Extracted data entries:
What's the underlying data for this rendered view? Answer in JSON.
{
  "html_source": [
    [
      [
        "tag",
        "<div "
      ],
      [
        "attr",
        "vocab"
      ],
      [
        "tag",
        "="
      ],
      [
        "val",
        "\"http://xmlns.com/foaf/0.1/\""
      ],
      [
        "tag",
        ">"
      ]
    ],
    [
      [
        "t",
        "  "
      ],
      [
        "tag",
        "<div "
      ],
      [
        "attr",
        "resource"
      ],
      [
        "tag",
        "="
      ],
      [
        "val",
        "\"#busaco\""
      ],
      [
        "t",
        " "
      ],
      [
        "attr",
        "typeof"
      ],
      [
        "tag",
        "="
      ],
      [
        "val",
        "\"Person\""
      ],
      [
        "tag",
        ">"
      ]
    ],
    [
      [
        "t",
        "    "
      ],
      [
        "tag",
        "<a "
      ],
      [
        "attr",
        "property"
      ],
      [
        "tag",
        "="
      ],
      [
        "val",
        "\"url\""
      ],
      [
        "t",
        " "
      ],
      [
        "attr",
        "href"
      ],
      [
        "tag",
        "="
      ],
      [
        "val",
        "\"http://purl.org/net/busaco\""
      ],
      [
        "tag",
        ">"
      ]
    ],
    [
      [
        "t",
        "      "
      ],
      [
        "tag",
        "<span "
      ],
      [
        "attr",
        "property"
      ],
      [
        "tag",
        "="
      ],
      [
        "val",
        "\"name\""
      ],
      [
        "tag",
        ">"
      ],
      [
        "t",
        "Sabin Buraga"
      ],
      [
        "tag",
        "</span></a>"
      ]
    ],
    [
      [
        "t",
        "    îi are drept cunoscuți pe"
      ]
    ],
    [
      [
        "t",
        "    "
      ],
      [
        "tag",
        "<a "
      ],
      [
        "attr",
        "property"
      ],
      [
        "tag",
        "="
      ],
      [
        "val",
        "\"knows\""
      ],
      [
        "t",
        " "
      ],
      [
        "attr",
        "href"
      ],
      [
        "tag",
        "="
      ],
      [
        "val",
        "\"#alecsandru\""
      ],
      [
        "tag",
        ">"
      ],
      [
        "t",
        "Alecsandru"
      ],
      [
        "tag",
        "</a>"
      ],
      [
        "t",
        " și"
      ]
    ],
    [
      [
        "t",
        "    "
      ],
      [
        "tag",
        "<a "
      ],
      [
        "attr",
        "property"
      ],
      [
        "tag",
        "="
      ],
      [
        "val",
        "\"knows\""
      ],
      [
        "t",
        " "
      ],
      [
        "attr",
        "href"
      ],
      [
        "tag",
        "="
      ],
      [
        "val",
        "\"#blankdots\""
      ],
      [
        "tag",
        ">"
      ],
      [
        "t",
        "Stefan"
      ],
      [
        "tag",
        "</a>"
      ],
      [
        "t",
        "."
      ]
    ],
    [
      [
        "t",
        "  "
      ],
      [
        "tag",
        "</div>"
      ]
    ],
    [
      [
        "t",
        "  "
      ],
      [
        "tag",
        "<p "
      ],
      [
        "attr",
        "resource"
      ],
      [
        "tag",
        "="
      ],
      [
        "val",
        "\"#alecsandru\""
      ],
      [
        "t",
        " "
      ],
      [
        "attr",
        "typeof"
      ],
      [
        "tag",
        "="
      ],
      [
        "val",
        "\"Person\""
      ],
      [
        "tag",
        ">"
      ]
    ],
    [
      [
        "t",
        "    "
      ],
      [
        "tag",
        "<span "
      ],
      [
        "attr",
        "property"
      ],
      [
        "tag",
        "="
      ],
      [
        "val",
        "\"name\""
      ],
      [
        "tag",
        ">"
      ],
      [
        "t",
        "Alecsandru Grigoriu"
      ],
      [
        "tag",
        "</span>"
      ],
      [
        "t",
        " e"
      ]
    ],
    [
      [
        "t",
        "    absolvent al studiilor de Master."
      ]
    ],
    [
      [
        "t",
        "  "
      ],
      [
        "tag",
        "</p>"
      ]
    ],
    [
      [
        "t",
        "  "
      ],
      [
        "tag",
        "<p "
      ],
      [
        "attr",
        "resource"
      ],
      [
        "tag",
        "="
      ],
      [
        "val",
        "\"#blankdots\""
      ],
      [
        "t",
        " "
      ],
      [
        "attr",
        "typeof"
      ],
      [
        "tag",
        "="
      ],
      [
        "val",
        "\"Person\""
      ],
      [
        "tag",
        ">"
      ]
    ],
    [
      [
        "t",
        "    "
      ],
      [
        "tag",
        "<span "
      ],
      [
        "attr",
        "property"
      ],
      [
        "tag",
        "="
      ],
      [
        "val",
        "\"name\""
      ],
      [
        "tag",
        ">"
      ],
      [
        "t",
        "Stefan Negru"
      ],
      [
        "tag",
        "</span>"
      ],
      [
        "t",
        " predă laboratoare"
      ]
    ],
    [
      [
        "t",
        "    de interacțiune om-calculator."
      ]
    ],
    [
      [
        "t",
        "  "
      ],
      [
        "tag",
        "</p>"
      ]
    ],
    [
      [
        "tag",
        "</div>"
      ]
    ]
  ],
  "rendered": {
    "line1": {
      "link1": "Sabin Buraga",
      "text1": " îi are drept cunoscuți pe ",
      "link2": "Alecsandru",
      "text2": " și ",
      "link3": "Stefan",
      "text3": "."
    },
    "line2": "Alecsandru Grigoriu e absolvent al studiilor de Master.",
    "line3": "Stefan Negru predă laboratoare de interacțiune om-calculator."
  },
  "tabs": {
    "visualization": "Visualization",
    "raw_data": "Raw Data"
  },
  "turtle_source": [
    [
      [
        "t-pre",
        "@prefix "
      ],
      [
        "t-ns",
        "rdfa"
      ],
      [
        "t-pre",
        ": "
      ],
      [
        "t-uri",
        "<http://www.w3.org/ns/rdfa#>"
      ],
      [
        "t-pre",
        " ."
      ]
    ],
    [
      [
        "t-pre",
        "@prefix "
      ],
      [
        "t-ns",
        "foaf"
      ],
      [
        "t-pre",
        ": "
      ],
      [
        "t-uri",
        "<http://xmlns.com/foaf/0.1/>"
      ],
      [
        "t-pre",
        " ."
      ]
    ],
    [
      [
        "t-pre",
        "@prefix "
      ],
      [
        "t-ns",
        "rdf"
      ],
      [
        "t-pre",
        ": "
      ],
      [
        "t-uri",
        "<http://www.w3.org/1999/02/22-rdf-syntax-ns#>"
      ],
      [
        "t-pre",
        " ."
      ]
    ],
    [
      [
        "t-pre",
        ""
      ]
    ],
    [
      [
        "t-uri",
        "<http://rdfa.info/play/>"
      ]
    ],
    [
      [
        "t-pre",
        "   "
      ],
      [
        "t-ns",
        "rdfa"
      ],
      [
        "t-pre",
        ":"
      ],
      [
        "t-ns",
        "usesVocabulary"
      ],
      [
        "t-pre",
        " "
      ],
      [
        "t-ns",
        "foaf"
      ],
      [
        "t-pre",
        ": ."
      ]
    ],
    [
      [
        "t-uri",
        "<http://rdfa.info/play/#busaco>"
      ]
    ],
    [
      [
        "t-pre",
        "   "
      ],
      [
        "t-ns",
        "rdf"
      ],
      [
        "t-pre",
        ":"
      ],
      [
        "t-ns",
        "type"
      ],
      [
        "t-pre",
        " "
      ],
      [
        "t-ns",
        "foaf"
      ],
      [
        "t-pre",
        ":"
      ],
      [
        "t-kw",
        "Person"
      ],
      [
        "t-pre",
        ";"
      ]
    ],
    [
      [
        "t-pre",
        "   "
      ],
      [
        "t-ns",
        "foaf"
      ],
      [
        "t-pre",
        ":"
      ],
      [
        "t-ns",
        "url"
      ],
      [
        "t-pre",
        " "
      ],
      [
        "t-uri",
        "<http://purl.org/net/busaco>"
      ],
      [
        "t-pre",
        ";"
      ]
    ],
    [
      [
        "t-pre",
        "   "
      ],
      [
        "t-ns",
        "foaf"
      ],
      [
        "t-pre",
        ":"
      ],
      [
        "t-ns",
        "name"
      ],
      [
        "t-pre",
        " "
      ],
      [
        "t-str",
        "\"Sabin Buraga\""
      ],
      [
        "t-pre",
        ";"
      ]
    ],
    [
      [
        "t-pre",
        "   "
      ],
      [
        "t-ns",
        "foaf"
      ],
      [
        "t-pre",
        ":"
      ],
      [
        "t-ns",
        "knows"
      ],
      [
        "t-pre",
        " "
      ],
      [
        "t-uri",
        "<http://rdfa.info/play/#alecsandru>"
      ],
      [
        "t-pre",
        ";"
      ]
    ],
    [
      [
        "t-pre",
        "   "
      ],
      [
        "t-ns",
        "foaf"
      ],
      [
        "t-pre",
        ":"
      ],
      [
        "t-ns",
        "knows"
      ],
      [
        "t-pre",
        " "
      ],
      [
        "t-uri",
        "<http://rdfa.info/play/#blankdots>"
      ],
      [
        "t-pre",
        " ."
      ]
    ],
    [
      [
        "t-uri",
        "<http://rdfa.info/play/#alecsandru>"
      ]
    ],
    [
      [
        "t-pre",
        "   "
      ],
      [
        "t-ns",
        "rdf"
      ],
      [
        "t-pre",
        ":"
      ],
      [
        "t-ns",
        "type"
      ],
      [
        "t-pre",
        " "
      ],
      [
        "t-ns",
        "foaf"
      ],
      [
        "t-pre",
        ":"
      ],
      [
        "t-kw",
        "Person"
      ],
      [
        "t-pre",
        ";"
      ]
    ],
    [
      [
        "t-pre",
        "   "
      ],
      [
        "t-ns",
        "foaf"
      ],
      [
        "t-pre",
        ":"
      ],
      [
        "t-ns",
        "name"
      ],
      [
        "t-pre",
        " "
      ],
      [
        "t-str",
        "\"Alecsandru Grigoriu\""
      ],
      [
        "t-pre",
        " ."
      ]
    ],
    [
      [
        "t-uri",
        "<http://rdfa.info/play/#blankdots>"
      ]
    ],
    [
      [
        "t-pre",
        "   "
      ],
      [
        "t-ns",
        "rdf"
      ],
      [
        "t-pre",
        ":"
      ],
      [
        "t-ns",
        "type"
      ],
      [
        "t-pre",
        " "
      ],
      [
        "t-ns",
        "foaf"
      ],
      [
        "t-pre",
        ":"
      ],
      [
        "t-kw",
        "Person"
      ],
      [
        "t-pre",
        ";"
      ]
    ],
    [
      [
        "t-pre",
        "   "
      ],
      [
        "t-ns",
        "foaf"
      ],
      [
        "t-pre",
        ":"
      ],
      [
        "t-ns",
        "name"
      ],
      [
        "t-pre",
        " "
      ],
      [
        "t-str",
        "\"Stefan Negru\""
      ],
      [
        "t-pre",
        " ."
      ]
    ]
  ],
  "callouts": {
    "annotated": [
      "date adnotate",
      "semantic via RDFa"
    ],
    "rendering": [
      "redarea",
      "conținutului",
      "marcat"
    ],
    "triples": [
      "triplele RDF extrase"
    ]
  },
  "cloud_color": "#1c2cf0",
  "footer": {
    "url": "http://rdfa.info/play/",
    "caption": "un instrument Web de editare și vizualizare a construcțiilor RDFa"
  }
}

## TASK REQUIREMENTS
Count every line bearing the word "Negru"; report the total only.

## REPLY TO THE EXERCISE
3